Records to process
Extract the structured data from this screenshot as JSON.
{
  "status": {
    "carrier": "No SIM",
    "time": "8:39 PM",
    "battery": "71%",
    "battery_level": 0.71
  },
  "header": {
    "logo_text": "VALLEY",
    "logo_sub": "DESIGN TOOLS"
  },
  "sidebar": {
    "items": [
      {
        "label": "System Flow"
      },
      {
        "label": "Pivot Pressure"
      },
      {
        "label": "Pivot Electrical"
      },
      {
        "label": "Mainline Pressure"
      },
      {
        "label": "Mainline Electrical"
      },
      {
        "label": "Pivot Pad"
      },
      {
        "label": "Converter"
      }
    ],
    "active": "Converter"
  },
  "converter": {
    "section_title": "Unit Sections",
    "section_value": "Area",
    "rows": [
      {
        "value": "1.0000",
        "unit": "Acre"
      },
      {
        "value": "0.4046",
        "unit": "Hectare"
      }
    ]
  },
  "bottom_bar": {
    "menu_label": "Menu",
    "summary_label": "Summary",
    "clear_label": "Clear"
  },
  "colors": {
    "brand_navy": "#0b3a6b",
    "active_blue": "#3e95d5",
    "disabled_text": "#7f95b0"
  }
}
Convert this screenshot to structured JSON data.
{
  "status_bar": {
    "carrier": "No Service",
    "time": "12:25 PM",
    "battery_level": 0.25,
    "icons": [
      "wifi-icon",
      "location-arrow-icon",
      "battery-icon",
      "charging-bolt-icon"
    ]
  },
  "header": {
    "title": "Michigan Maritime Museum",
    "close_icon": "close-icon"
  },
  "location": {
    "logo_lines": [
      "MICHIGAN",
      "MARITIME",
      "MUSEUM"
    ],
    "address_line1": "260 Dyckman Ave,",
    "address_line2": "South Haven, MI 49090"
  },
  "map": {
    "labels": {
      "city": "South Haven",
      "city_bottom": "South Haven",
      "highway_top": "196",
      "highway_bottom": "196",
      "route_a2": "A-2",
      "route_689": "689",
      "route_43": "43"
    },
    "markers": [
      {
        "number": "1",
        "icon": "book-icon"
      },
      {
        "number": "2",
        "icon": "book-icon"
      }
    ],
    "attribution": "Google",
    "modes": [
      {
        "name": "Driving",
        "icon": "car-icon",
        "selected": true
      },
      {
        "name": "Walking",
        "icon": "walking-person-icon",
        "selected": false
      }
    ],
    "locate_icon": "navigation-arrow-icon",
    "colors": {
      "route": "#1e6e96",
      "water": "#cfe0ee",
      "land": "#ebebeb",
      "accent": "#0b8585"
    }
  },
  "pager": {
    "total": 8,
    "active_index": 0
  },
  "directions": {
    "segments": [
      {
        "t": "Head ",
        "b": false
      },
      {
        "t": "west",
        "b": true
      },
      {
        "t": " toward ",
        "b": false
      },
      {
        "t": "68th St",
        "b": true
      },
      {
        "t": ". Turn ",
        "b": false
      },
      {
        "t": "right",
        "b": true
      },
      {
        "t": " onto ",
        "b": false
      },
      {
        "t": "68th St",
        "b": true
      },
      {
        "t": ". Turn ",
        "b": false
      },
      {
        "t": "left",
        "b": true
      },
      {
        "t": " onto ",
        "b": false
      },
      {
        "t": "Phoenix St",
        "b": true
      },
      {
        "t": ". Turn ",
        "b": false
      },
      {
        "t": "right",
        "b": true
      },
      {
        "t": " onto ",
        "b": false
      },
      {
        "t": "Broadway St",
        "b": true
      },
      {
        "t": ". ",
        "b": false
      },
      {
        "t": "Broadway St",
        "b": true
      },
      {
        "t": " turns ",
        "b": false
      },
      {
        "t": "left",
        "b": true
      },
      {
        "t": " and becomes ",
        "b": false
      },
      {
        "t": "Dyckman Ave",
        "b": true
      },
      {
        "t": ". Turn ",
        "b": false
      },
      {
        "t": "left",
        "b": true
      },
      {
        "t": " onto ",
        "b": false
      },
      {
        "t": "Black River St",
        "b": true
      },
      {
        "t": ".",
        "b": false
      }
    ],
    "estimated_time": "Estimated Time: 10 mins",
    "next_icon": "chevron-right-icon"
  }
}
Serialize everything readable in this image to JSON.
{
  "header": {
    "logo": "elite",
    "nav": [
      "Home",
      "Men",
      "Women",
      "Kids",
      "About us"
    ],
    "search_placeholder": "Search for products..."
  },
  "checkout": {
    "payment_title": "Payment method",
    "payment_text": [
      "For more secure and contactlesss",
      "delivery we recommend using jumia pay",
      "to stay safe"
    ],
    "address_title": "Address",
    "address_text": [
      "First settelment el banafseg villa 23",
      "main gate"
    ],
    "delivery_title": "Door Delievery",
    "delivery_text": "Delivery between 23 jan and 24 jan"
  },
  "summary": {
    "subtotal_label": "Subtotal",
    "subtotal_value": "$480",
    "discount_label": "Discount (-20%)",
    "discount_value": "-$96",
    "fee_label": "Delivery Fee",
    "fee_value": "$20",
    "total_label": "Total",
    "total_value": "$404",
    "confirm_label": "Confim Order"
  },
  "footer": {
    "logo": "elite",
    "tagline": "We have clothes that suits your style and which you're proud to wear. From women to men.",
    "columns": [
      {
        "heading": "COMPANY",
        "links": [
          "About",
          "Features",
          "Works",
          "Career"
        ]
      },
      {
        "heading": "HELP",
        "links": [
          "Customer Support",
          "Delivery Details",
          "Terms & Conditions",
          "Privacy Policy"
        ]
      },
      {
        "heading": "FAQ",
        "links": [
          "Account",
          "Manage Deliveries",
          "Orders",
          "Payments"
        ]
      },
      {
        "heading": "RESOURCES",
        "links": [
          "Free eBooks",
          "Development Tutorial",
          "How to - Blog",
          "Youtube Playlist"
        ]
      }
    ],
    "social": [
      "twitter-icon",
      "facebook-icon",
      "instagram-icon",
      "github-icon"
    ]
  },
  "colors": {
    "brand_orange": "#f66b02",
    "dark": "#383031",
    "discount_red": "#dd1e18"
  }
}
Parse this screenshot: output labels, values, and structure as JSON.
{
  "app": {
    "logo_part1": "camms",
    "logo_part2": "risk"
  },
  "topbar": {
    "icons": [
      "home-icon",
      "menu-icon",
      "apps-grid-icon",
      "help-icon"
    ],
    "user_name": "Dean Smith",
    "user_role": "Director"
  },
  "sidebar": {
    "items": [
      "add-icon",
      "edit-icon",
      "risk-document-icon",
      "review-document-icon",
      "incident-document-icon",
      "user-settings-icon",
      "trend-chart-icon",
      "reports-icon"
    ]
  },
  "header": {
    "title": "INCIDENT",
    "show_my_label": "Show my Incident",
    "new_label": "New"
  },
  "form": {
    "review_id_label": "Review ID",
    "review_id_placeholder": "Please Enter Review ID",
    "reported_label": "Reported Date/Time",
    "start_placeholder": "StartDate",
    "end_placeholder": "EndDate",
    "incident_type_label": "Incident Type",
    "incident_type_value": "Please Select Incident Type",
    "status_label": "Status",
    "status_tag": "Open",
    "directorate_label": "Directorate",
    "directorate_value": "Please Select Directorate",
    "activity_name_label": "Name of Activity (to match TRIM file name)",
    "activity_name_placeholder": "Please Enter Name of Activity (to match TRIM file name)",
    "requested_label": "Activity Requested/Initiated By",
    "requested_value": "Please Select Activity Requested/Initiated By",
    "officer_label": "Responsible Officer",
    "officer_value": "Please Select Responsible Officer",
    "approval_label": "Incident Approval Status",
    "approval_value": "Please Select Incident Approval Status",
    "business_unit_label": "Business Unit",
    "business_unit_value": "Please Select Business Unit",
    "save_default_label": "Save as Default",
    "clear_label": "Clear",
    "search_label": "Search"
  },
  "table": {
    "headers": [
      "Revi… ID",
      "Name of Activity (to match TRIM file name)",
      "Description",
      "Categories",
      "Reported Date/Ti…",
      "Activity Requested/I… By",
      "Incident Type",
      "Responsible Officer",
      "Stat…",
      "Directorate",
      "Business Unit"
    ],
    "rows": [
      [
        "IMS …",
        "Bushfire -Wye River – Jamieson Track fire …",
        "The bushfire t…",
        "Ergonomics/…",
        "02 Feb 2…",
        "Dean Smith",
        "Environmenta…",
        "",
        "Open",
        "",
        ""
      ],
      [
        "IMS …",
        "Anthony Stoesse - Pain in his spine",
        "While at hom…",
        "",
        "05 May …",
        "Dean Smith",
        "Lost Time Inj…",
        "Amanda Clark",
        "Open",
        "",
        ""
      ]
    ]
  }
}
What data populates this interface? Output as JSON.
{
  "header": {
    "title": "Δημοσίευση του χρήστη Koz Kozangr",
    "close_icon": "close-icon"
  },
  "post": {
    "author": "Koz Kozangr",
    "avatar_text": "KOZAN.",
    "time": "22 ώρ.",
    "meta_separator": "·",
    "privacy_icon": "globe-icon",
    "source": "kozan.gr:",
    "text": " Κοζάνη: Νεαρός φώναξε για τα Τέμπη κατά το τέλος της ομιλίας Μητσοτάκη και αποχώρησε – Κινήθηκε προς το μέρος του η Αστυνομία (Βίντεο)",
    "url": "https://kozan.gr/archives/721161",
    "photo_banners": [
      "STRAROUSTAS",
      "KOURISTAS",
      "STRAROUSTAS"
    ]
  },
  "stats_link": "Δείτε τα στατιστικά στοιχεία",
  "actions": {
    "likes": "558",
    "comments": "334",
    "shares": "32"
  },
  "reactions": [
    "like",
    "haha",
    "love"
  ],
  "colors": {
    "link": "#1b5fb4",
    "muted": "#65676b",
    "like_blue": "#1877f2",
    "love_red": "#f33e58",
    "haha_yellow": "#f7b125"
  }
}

Written instruction
Copy out every line that includes the word "screenshot".

Answer to the task
Extract the structured data from this screenshot as JSON.
Convert this screenshot to structured JSON data.
Parse this screenshot: output labels, values, and structure as JSON.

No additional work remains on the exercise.